» **WHAT YOU HAVE TO DO**
Write each line out exactly, leaving none out.

# start of DATA LINES

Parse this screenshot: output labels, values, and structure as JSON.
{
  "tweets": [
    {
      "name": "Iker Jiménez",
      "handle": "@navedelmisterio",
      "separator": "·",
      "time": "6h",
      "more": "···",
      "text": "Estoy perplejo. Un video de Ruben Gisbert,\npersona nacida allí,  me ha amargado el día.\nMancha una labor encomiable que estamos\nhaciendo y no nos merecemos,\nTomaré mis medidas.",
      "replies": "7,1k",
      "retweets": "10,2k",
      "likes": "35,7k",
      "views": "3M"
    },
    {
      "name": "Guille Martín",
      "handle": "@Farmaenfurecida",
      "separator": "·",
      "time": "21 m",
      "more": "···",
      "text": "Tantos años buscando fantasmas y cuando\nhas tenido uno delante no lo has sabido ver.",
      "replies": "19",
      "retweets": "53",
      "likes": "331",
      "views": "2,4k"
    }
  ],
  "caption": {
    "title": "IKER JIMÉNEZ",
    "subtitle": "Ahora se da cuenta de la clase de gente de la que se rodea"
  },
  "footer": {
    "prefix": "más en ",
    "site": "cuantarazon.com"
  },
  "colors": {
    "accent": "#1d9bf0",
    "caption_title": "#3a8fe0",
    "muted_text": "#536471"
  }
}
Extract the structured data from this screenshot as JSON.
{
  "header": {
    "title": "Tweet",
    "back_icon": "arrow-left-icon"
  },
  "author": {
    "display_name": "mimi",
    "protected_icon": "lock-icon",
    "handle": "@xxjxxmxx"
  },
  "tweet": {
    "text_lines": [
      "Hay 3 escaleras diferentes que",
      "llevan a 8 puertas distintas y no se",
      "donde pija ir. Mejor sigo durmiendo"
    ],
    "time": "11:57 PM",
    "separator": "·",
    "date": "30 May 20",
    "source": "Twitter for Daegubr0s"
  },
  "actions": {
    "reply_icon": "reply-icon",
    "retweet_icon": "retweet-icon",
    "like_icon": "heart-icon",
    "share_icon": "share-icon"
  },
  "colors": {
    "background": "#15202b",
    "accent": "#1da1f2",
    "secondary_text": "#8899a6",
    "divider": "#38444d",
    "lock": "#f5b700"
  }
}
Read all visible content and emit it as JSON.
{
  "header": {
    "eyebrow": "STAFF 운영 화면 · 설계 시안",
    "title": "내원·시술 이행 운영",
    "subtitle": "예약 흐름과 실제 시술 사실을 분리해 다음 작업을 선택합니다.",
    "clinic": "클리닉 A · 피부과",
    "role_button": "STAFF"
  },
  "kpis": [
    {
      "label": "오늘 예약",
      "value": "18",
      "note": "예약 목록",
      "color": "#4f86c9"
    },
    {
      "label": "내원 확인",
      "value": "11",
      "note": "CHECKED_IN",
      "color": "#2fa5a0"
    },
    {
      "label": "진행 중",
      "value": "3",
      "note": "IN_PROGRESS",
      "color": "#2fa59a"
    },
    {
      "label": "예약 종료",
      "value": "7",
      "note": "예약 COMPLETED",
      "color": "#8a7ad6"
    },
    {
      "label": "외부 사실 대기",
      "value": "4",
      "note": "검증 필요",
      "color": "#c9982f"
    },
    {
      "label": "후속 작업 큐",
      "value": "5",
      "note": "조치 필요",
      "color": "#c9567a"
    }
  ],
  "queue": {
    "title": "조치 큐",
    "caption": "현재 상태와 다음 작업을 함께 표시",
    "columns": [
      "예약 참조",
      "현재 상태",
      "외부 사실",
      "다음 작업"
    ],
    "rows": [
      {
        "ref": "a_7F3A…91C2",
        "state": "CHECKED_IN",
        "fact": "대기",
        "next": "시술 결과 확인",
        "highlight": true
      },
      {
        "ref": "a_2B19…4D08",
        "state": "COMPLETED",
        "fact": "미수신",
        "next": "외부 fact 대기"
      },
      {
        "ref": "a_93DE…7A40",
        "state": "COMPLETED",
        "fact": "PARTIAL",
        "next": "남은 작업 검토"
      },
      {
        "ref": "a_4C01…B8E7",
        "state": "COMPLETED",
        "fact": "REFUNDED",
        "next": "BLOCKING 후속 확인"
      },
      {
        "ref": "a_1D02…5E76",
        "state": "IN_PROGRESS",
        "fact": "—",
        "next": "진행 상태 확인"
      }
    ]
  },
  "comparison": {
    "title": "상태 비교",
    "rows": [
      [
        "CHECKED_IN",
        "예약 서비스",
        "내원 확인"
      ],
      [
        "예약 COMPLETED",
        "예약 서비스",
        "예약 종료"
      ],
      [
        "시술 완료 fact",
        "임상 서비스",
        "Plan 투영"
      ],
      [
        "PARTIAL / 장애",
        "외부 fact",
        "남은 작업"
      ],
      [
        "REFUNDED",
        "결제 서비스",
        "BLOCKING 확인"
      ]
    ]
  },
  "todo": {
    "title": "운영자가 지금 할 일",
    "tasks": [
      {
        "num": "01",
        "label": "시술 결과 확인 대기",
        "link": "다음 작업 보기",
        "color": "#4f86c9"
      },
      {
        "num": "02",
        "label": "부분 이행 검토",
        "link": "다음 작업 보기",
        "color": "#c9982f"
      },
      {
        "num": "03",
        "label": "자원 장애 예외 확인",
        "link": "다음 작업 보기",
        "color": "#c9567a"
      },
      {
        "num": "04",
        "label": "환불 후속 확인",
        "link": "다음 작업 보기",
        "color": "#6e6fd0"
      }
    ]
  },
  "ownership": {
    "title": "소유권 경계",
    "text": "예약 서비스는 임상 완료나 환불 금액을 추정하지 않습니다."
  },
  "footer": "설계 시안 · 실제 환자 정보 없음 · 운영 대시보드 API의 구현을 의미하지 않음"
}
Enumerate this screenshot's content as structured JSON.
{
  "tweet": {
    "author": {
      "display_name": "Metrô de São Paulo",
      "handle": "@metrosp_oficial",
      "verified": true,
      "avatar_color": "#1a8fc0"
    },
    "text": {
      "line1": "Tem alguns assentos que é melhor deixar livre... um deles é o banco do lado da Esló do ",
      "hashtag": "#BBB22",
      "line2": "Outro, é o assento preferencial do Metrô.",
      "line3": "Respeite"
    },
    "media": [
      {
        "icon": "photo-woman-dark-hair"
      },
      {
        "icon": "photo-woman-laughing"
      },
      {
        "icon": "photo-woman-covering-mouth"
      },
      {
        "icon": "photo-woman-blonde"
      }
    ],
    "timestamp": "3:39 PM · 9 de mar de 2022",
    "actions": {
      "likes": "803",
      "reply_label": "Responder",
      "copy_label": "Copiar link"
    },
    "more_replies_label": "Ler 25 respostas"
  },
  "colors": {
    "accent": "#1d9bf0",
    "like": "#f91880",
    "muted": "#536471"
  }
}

# end of DATA LINES

» **ANSWER TO THIS EXERCISE**
Parse this screenshot: output labels, values, and structure as JSON.
{
  "tweets": [
    {
      "name": "Iker Jiménez",
      "handle": "@navedelmisterio",
      "separator": "·",
      "time": "6h",
      "more": "···",
      "text": "Estoy perplejo. Un video de Ruben Gisbert,\npersona nacida allí,  me ha amargado el día.\nMancha una labor encomiable que estamos\nhaciendo y no nos merecemos,\nTomaré mis medidas.",
      "replies": "7,1k",
      "retweets": "10,2k",
      "likes": "35,7k",
      "views": "3M"
    },
    {
      "name": "Guille Martín",
      "handle": "@Farmaenfurecida",
      "separator": "·",
      "time": "21 m",
      "more": "···",
      "text": "Tantos años buscando fantasmas y cuando\nhas tenido uno delante no lo has sabido ver.",
      "replies": "19",
      "retweets": "53",
      "likes": "331",
      "views": "2,4k"
    }
  ],
  "caption": {
    "title": "IKER JIMÉNEZ",
    "subtitle": "Ahora se da cuenta de la clase de gente de la que se rodea"
  },
  "footer": {
    "prefix": "más en ",
    "site": "cuantarazon.com"
  },
  "colors": {
    "accent": "#1d9bf0",
    "caption_title": "#3a8fe0",
    "muted_text": "#536471"
  }
}
Extract the structured data from this screenshot as JSON.
{
  "header": {
    "title": "Tweet",
    "back_icon": "arrow-left-icon"
  },
  "author": {
    "display_name": "mimi",
    "protected_icon": "lock-icon",
    "handle": "@xxjxxmxx"
  },
  "tweet": {
    "text_lines": [
      "Hay 3 escaleras diferentes que",
      "llevan a 8 puertas distintas y no se",
      "donde pija ir. Mejor sigo durmiendo"
    ],
    "time": "11:57 PM",
    "separator": "·",
    "date": "30 May 20",
    "source": "Twitter for Daegubr0s"
  },
  "actions": {
    "reply_icon": "reply-icon",
    "retweet_icon": "retweet-icon",
    "like_icon": "heart-icon",
    "share_icon": "share-icon"
  },
  "colors": {
    "background": "#15202b",
    "accent": "#1da1f2",
    "secondary_text": "#8899a6",
    "divider": "#38444d",
    "lock": "#f5b700"
  }
}
Read all visible content and emit it as JSON.
{
  "header": {
    "eyebrow": "STAFF 운영 화면 · 설계 시안",
    "title": "내원·시술 이행 운영",
    "subtitle": "예약 흐름과 실제 시술 사실을 분리해 다음 작업을 선택합니다.",
    "clinic": "클리닉 A · 피부과",
    "role_button": "STAFF"
  },
  "kpis": [
    {
      "label": "오늘 예약",
      "value": "18",
      "note": "예약 목록",
      "color": "#4f86c9"
    },
    {
      "label": "내원 확인",
      "value": "11",
      "note": "CHECKED_IN",
      "color": "#2fa5a0"
    },
    {
      "label": "진행 중",
      "value": "3",
      "note": "IN_PROGRESS",
      "color": "#2fa59a"
    },
    {
      "label": "예약 종료",
      "value": "7",
      "note": "예약 COMPLETED",
      "color": "#8a7ad6"
    },
    {
      "label": "외부 사실 대기",
      "value": "4",
      "note": "검증 필요",
      "color": "#c9982f"
    },
    {
      "label": "후속 작업 큐",
      "value": "5",
      "note": "조치 필요",
      "color": "#c9567a"
    }
  ],
  "queue": {
    "title": "조치 큐",
    "caption": "현재 상태와 다음 작업을 함께 표시",
    "columns": [
      "예약 참조",
      "현재 상태",
      "외부 사실",
      "다음 작업"
    ],
    "rows": [
      {
        "ref": "a_7F3A…91C2",
        "state": "CHECKED_IN",
        "fact": "대기",
        "next": "시술 결과 확인",
        "highlight": true
      },
      {
        "ref": "a_2B19…4D08",
        "state": "COMPLETED",
        "fact": "미수신",
        "next": "외부 fact 대기"
      },
      {
        "ref": "a_93DE…7A40",
        "state": "COMPLETED",
        "fact": "PARTIAL",
        "next": "남은 작업 검토"
      },
      {
        "ref": "a_4C01…B8E7",
        "state": "COMPLETED",
        "fact": "REFUNDED",
        "next": "BLOCKING 후속 확인"
      },
      {
        "ref": "a_1D02…5E76",
        "state": "IN_PROGRESS",
        "fact": "—",
        "next": "진행 상태 확인"
      }
    ]
  },
  "comparison": {
    "title": "상태 비교",
    "rows": [
      [
        "CHECKED_IN",
        "예약 서비스",
        "내원 확인"
      ],
      [
        "예약 COMPLETED",
        "예약 서비스",
        "예약 종료"
      ],
      [
        "시술 완료 fact",
        "임상 서비스",
        "Plan 투영"
      ],
      [
        "PARTIAL / 장애",
        "외부 fact",
        "남은 작업"
      ],
      [
        "REFUNDED",
        "결제 서비스",
        "BLOCKING 확인"
      ]
    ]
  },
  "todo": {
    "title": "운영자가 지금 할 일",
    "tasks": [
      {
        "num": "01",
        "label": "시술 결과 확인 대기",
        "link": "다음 작업 보기",
        "color": "#4f86c9"
      },
      {
        "num": "02",
        "label": "부분 이행 검토",
        "link": "다음 작업 보기",
        "color": "#c9982f"
      },
      {
        "num": "03",
        "label": "자원 장애 예외 확인",
        "link": "다음 작업 보기",
        "color": "#c9567a"
      },
      {
        "num": "04",
        "label": "환불 후속 확인",
        "link": "다음 작업 보기",
        "color": "#6e6fd0"
      }
    ]
  },
  "ownership": {
    "title": "소유권 경계",
    "text": "예약 서비스는 임상 완료나 환불 금액을 추정하지 않습니다."
  },
  "footer": "설계 시안 · 실제 환자 정보 없음 · 운영 대시보드 API의 구현을 의미하지 않음"
}
Enumerate this screenshot's content as structured JSON.
{
  "tweet": {
    "author": {
      "display_name": "Metrô de São Paulo",
      "handle": "@metrosp_oficial",
      "verified": true,
      "avatar_color": "#1a8fc0"
    },
    "text": {
      "line1": "Tem alguns assentos que é melhor deixar livre... um deles é o banco do lado da Esló do ",
      "hashtag": "#BBB22",
      "line2": "Outro, é o assento preferencial do Metrô.",
      "line3": "Respeite"
    },
    "media": [
      {
        "icon": "photo-woman-dark-hair"
      },
      {
        "icon": "photo-woman-laughing"
      },
      {
        "icon": "photo-woman-covering-mouth"
      },
      {
        "icon": "photo-woman-blonde"
      }
    ],
    "timestamp": "3:39 PM · 9 de mar de 2022",
    "actions": {
      "likes": "803",
      "reply_label": "Responder",
      "copy_label": "Copiar link"
    },
    "more_replies_label": "Ler 25 respostas"
  },
  "colors": {
    "accent": "#1d9bf0",
    "like": "#f91880",
    "muted": "#536471"
  }
}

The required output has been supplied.